*WRITTEN TASK*
Pictures stay out of the copy; restate everything else in the material exactly.
>> start TASK MATERIAL
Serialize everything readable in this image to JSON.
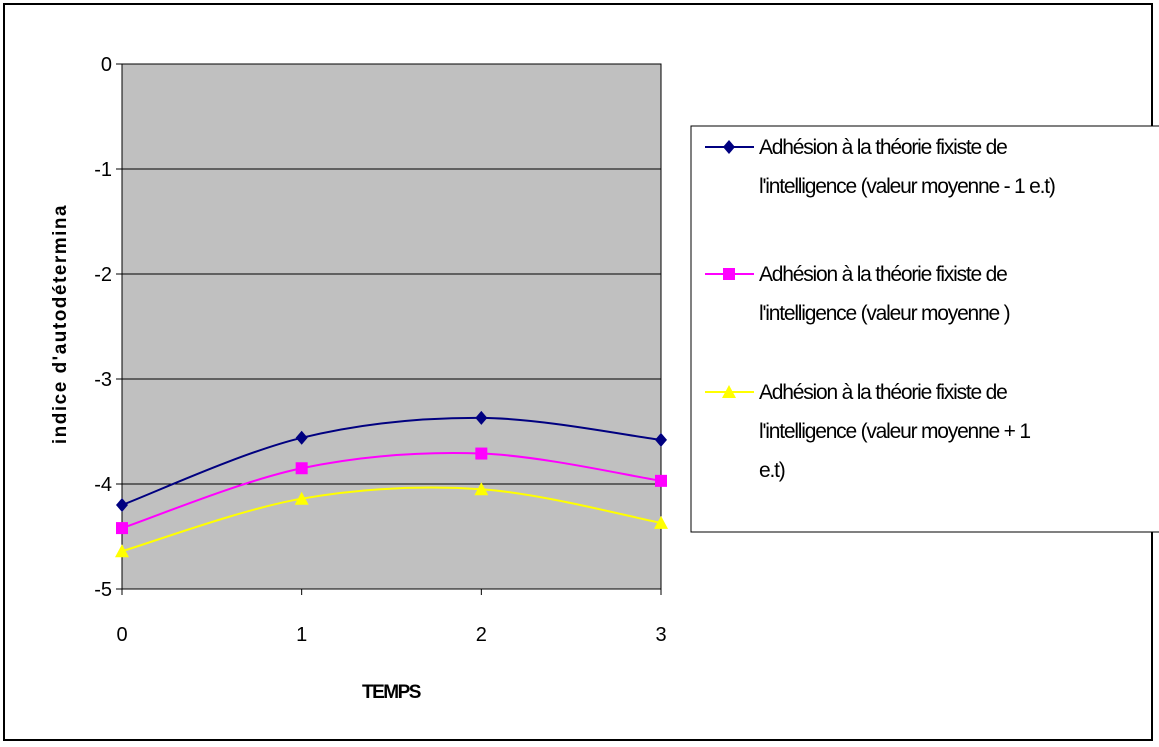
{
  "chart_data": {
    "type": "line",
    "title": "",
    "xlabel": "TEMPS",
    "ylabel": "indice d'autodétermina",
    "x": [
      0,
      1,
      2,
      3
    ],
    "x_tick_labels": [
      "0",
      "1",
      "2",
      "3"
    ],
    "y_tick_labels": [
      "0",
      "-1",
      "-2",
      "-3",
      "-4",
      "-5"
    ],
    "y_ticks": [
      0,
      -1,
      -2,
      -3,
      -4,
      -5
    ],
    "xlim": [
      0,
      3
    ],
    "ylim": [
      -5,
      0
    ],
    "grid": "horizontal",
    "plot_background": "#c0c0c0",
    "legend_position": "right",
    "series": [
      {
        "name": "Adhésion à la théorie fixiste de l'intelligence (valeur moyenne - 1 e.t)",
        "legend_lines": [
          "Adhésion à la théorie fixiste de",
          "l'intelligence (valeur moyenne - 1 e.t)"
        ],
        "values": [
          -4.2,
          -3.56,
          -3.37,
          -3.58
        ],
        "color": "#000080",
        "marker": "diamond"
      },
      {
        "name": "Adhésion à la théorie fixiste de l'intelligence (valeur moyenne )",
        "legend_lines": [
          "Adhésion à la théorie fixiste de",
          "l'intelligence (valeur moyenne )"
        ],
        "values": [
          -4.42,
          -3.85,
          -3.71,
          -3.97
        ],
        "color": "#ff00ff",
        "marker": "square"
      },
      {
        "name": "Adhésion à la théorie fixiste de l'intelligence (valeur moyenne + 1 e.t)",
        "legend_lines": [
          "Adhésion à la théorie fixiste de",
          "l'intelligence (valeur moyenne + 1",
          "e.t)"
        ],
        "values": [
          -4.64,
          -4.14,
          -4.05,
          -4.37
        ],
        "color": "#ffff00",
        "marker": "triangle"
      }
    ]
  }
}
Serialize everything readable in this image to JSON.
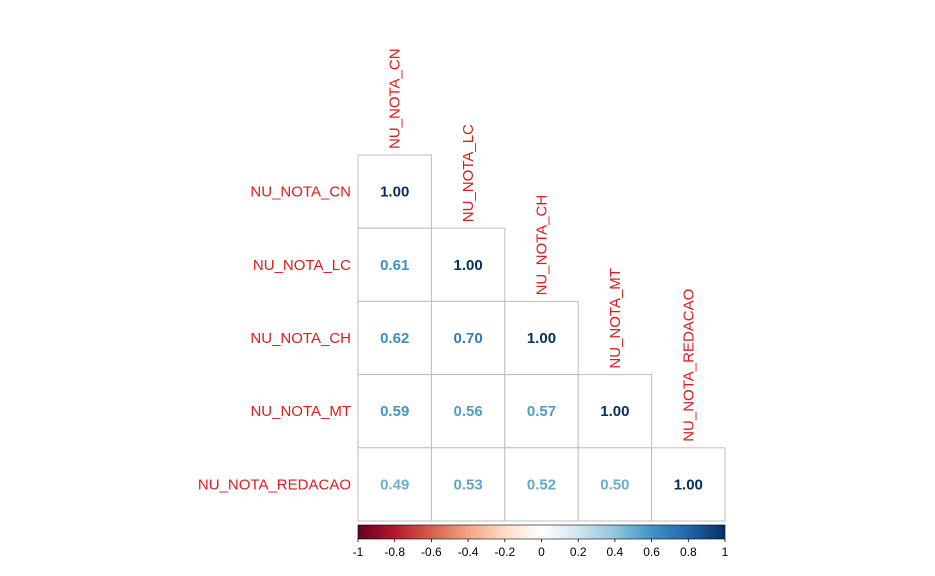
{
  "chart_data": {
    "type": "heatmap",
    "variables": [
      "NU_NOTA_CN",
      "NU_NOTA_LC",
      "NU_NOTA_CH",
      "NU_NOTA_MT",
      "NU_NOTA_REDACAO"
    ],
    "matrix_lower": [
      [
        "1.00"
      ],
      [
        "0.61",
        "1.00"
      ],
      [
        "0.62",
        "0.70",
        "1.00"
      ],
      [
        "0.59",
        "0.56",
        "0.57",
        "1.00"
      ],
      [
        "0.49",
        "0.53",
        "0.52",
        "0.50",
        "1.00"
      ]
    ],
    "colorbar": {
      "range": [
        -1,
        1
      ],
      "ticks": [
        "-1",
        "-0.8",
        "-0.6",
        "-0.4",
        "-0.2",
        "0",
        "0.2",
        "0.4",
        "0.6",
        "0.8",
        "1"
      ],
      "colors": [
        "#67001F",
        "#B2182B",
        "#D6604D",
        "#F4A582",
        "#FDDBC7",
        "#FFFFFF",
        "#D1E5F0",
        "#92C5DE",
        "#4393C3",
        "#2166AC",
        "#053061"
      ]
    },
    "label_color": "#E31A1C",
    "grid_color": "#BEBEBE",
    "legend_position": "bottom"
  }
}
>> end TASK MATERIAL
*OUTPUT FOR THIS EXERCISE*
Serialize everything readable in this image to JSON.
{
  "chart_data": {
    "type": "line",
    "title": "",
    "xlabel": "TEMPS",
    "ylabel": "indice d'autodétermina",
    "x": [
      0,
      1,
      2,
      3
    ],
    "x_tick_labels": [
      "0",
      "1",
      "2",
      "3"
    ],
    "y_tick_labels": [
      "0",
      "-1",
      "-2",
      "-3",
      "-4",
      "-5"
    ],
    "y_ticks": [
      0,
      -1,
      -2,
      -3,
      -4,
      -5
    ],
    "xlim": [
      0,
      3
    ],
    "ylim": [
      -5,
      0
    ],
    "grid": "horizontal",
    "plot_background": "#c0c0c0",
    "legend_position": "right",
    "series": [
      {
        "name": "Adhésion à la théorie fixiste de l'intelligence (valeur moyenne - 1 e.t)",
        "legend_lines": [
          "Adhésion à la théorie fixiste de",
          "l'intelligence (valeur moyenne - 1 e.t)"
        ],
        "values": [
          -4.2,
          -3.56,
          -3.37,
          -3.58
        ],
        "color": "#000080",
        "marker": "diamond"
      },
      {
        "name": "Adhésion à la théorie fixiste de l'intelligence (valeur moyenne )",
        "legend_lines": [
          "Adhésion à la théorie fixiste de",
          "l'intelligence (valeur moyenne )"
        ],
        "values": [
          -4.42,
          -3.85,
          -3.71,
          -3.97
        ],
        "color": "#ff00ff",
        "marker": "square"
      },
      {
        "name": "Adhésion à la théorie fixiste de l'intelligence (valeur moyenne + 1 e.t)",
        "legend_lines": [
          "Adhésion à la théorie fixiste de",
          "l'intelligence (valeur moyenne + 1",
          "e.t)"
        ],
        "values": [
          -4.64,
          -4.14,
          -4.05,
          -4.37
        ],
        "color": "#ffff00",
        "marker": "triangle"
      }
    ]
  }
}
Serialize everything readable in this image to JSON.
{
  "chart_data": {
    "type": "heatmap",
    "variables": [
      "NU_NOTA_CN",
      "NU_NOTA_LC",
      "NU_NOTA_CH",
      "NU_NOTA_MT",
      "NU_NOTA_REDACAO"
    ],
    "matrix_lower": [
      [
        "1.00"
      ],
      [
        "0.61",
        "1.00"
      ],
      [
        "0.62",
        "0.70",
        "1.00"
      ],
      [
        "0.59",
        "0.56",
        "0.57",
        "1.00"
      ],
      [
        "0.49",
        "0.53",
        "0.52",
        "0.50",
        "1.00"
      ]
    ],
    "colorbar": {
      "range": [
        -1,
        1
      ],
      "ticks": [
        "-1",
        "-0.8",
        "-0.6",
        "-0.4",
        "-0.2",
        "0",
        "0.2",
        "0.4",
        "0.6",
        "0.8",
        "1"
      ],
      "colors": [
        "#67001F",
        "#B2182B",
        "#D6604D",
        "#F4A582",
        "#FDDBC7",
        "#FFFFFF",
        "#D1E5F0",
        "#92C5DE",
        "#4393C3",
        "#2166AC",
        "#053061"
      ]
    },
    "label_color": "#E31A1C",
    "grid_color": "#BEBEBE",
    "legend_position": "bottom"
  }
}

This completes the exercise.